--- Requirement ---
Copy out the part of the entries that opens at their very start and closes with the line containing "system-clock[interactable]: 6:40 PM", with both ends included and every line reproduced precisely.
:::
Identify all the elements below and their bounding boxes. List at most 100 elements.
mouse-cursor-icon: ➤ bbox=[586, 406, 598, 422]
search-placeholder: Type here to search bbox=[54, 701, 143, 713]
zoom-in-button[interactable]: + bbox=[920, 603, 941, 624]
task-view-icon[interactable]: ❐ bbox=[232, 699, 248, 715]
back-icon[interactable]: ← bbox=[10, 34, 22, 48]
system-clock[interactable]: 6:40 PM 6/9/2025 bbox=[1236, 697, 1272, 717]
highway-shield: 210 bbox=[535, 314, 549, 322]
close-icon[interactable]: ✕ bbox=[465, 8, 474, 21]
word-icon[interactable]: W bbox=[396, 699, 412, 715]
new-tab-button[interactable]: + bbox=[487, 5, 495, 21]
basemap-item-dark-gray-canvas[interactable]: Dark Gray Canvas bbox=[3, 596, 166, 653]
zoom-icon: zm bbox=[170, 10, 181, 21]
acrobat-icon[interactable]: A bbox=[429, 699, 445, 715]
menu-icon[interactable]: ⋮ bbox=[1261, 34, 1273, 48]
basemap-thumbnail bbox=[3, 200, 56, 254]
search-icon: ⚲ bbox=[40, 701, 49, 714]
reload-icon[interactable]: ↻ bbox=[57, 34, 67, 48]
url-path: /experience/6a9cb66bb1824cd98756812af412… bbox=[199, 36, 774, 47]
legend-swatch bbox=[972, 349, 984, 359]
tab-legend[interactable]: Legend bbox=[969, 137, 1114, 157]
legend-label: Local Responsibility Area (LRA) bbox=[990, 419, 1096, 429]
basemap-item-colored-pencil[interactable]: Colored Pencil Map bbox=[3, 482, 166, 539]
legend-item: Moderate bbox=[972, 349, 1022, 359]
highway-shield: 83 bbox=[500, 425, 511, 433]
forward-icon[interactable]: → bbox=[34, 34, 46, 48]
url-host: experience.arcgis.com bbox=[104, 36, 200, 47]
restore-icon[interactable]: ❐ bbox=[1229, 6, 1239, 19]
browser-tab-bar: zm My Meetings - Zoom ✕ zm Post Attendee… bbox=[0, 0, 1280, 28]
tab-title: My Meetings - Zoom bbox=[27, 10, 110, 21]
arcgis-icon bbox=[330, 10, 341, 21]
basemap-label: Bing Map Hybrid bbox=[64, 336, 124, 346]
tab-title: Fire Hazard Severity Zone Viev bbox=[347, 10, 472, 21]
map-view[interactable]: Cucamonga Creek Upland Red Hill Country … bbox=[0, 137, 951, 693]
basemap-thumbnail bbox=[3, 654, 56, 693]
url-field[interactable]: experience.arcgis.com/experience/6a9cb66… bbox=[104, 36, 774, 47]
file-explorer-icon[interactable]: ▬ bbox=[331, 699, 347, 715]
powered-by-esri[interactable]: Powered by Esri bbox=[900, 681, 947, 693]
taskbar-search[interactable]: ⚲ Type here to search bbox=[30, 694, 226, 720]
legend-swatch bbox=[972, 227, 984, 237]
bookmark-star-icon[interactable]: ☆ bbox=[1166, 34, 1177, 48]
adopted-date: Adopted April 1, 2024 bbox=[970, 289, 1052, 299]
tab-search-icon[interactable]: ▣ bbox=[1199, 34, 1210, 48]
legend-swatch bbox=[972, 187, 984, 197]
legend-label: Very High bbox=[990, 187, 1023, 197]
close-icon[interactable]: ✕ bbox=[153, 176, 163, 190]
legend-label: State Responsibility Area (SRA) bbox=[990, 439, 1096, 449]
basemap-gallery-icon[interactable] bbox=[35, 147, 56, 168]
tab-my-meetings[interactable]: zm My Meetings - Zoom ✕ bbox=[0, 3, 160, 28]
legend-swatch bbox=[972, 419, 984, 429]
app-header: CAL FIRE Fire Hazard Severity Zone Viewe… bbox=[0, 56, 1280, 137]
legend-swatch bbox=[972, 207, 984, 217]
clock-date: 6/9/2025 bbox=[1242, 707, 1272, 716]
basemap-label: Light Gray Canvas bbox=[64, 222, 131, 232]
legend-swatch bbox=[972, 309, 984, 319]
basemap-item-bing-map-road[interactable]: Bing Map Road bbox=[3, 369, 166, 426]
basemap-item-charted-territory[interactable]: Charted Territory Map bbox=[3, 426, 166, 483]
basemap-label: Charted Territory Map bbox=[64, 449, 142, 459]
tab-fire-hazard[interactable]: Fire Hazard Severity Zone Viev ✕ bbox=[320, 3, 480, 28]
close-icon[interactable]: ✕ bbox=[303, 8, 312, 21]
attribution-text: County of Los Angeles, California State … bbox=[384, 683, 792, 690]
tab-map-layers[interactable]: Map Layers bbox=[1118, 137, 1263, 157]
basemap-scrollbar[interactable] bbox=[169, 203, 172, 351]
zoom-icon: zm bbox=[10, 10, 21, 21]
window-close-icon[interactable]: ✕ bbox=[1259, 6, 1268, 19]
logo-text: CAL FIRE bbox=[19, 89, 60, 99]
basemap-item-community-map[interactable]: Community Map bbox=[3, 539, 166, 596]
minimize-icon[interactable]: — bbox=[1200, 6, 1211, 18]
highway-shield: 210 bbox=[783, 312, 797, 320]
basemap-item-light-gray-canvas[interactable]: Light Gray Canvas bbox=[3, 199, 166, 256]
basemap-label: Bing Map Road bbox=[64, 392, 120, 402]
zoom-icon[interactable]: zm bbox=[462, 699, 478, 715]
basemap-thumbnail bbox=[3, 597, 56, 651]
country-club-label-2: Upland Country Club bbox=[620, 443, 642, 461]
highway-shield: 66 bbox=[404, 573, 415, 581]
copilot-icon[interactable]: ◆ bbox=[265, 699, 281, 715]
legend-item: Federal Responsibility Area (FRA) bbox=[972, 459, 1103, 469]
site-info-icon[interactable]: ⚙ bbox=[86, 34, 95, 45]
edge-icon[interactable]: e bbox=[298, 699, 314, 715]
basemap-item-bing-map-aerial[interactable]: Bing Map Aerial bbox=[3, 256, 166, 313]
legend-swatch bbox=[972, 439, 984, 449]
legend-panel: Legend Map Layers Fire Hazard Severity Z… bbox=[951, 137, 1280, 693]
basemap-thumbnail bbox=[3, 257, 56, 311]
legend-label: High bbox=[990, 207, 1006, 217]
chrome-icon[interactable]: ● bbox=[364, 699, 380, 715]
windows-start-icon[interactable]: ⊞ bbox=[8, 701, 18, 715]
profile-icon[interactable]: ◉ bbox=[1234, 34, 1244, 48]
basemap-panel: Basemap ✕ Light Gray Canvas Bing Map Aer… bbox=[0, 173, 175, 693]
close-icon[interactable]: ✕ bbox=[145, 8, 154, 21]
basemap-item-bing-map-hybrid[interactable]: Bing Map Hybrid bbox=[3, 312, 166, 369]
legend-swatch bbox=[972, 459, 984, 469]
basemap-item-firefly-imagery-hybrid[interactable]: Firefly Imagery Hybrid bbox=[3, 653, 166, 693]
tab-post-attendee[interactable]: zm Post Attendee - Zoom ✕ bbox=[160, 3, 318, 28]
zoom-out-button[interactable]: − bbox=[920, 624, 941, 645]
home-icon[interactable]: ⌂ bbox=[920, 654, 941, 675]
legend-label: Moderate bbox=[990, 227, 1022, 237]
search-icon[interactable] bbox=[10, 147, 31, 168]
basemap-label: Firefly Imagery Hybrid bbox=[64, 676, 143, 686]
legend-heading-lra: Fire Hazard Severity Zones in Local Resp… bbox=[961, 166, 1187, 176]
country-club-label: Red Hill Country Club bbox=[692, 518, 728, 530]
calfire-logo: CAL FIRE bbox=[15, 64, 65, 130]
:::
--- Response below ---
Identify all the elements below and their bounding boxes. List at most 100 elements.
mouse-cursor-icon: ➤ bbox=[586, 406, 598, 422]
search-placeholder: Type here to search bbox=[54, 701, 143, 713]
zoom-in-button[interactable]: + bbox=[920, 603, 941, 624]
task-view-icon[interactable]: ❐ bbox=[232, 699, 248, 715]
back-icon[interactable]: ← bbox=[10, 34, 22, 48]
system-clock[interactable]: 6:40 PM 6/9/2025 bbox=[1236, 697, 1272, 717]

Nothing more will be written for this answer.